- EXERCISE DIRECTIONS
Examine each line of the data. Copy those that contain the string "Untuk".
--- Start of DATA LINES ---
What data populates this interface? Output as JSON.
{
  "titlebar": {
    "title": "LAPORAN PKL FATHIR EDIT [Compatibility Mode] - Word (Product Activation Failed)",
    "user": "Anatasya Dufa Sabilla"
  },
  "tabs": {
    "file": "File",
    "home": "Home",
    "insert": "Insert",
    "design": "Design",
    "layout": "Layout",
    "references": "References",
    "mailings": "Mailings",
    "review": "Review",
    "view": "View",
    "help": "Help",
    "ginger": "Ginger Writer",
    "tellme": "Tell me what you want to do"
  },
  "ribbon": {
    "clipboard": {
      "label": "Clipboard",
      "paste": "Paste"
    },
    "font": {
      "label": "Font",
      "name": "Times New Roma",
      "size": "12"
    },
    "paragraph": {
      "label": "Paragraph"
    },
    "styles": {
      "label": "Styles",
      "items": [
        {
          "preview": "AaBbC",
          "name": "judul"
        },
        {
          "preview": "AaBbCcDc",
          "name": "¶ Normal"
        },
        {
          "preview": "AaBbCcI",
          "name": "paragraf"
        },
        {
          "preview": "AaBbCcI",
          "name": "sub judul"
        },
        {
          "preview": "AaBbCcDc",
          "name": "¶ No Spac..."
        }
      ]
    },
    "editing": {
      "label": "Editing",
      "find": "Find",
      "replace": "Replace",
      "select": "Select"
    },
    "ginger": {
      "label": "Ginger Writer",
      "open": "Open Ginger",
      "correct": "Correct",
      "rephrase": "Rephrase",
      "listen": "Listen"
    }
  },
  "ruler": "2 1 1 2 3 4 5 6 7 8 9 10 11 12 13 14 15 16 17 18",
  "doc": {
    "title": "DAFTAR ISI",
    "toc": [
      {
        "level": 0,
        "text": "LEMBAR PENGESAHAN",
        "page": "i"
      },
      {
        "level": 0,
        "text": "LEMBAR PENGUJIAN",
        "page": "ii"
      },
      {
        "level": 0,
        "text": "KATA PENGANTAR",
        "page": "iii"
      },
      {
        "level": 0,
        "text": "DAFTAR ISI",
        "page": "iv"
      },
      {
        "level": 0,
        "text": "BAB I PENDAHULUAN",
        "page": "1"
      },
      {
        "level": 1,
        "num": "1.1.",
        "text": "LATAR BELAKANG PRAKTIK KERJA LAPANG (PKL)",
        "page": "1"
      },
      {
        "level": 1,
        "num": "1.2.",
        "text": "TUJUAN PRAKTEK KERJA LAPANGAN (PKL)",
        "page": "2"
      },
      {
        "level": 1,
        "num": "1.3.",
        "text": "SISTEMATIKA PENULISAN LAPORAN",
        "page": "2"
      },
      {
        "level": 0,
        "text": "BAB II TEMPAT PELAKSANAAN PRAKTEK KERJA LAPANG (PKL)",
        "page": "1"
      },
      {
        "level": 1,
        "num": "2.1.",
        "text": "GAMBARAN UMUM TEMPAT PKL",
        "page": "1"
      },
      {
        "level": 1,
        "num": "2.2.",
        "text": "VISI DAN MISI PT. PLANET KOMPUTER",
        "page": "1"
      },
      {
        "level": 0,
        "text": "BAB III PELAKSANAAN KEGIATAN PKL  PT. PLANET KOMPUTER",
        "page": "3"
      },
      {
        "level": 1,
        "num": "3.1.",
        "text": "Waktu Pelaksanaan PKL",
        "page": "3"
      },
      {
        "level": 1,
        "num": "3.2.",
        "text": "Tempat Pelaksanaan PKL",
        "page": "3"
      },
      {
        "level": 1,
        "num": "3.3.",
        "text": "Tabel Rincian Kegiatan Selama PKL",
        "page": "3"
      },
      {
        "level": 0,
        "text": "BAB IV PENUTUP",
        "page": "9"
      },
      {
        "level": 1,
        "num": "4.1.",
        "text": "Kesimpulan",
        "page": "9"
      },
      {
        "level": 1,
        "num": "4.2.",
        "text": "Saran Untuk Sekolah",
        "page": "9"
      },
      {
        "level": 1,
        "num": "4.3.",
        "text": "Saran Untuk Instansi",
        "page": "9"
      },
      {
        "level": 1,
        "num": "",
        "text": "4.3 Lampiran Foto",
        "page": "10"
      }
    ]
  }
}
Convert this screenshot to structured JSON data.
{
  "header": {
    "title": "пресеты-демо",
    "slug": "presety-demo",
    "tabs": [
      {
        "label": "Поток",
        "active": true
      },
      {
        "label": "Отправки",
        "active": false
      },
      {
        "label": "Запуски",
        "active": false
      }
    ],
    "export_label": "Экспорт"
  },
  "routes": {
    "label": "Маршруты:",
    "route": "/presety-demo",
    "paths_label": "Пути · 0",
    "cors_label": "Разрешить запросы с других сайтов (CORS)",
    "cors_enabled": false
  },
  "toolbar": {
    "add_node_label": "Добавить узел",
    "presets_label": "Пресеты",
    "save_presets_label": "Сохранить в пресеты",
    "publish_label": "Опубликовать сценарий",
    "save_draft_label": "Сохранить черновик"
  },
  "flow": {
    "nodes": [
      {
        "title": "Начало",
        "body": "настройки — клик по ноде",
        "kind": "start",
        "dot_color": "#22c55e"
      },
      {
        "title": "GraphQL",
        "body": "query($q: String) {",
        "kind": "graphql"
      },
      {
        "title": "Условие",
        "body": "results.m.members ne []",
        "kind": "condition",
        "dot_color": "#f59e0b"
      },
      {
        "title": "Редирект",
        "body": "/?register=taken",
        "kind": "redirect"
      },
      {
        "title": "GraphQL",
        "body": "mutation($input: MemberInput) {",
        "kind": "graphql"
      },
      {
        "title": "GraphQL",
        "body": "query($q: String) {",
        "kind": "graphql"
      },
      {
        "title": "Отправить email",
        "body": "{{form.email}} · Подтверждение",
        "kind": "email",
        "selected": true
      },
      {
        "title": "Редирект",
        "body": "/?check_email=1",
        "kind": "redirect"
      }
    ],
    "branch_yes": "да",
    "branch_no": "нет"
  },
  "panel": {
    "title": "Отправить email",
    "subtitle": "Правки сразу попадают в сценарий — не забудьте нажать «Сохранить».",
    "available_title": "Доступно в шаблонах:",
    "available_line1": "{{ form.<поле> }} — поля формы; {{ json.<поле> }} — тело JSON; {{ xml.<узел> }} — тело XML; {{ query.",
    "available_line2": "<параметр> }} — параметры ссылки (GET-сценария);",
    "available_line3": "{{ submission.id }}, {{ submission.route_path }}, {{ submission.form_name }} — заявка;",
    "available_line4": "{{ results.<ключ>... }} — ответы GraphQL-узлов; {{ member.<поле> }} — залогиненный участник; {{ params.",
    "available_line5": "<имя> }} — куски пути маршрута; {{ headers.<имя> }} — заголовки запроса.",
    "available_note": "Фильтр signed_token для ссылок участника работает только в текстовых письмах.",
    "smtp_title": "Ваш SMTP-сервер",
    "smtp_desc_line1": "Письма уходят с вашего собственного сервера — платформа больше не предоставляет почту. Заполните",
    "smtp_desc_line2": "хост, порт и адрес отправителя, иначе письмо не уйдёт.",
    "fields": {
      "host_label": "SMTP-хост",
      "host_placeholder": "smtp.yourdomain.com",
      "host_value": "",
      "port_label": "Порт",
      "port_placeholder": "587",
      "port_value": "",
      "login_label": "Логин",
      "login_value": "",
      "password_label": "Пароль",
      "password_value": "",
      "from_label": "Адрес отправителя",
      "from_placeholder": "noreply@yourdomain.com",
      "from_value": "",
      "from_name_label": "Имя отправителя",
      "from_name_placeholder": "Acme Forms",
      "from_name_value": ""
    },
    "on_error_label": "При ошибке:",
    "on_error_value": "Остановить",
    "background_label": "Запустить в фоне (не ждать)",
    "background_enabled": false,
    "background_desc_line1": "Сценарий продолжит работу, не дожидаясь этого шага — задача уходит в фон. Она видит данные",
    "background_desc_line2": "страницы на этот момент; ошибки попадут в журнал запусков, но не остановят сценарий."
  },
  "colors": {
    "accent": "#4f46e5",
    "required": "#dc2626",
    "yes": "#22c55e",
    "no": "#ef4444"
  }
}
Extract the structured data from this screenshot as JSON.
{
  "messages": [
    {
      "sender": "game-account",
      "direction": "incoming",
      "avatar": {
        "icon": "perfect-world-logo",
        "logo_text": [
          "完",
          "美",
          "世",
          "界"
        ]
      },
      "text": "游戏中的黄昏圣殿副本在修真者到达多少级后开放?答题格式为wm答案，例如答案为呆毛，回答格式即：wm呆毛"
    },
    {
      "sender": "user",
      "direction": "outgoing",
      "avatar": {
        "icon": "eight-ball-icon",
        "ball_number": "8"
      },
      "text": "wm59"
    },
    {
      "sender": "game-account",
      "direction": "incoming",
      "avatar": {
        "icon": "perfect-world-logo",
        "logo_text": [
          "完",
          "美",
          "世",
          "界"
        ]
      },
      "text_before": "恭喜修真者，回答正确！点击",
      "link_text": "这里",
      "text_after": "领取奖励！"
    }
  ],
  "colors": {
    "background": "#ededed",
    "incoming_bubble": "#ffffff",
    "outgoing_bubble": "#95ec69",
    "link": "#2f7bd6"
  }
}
--- End of DATA LINES ---
- COMPLETED EXERCISE
        "text": "Saran Untuk Sekolah",
        "text": "Saran Untuk Instansi",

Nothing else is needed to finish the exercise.